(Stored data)
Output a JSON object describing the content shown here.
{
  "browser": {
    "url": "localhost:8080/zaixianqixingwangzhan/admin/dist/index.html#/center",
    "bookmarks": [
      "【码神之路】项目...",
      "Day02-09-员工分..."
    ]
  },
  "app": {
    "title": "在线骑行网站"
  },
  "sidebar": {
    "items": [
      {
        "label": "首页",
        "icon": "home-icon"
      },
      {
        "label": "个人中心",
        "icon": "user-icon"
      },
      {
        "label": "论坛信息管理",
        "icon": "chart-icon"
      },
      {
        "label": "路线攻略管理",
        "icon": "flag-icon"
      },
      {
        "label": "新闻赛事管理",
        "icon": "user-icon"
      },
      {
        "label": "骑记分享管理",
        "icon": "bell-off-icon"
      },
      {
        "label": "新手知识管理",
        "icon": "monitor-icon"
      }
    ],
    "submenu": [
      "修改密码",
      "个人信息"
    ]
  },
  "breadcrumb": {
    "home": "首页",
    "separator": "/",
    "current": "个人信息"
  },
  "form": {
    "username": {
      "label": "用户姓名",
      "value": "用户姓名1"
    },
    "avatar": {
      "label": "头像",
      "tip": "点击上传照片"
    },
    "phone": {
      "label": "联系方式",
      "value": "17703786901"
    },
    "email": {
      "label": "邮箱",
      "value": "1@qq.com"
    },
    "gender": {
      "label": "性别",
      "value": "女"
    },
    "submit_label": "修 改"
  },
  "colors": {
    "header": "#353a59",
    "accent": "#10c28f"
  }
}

> **PROMPT**:
Gather every line containing the word "icon" and copy it.

> **REPLY**:
        "icon": "home-icon"
        "icon": "user-icon"
        "icon": "chart-icon"
        "icon": "flag-icon"
        "icon": "user-icon"
        "icon": "bell-off-icon"
        "icon": "monitor-icon"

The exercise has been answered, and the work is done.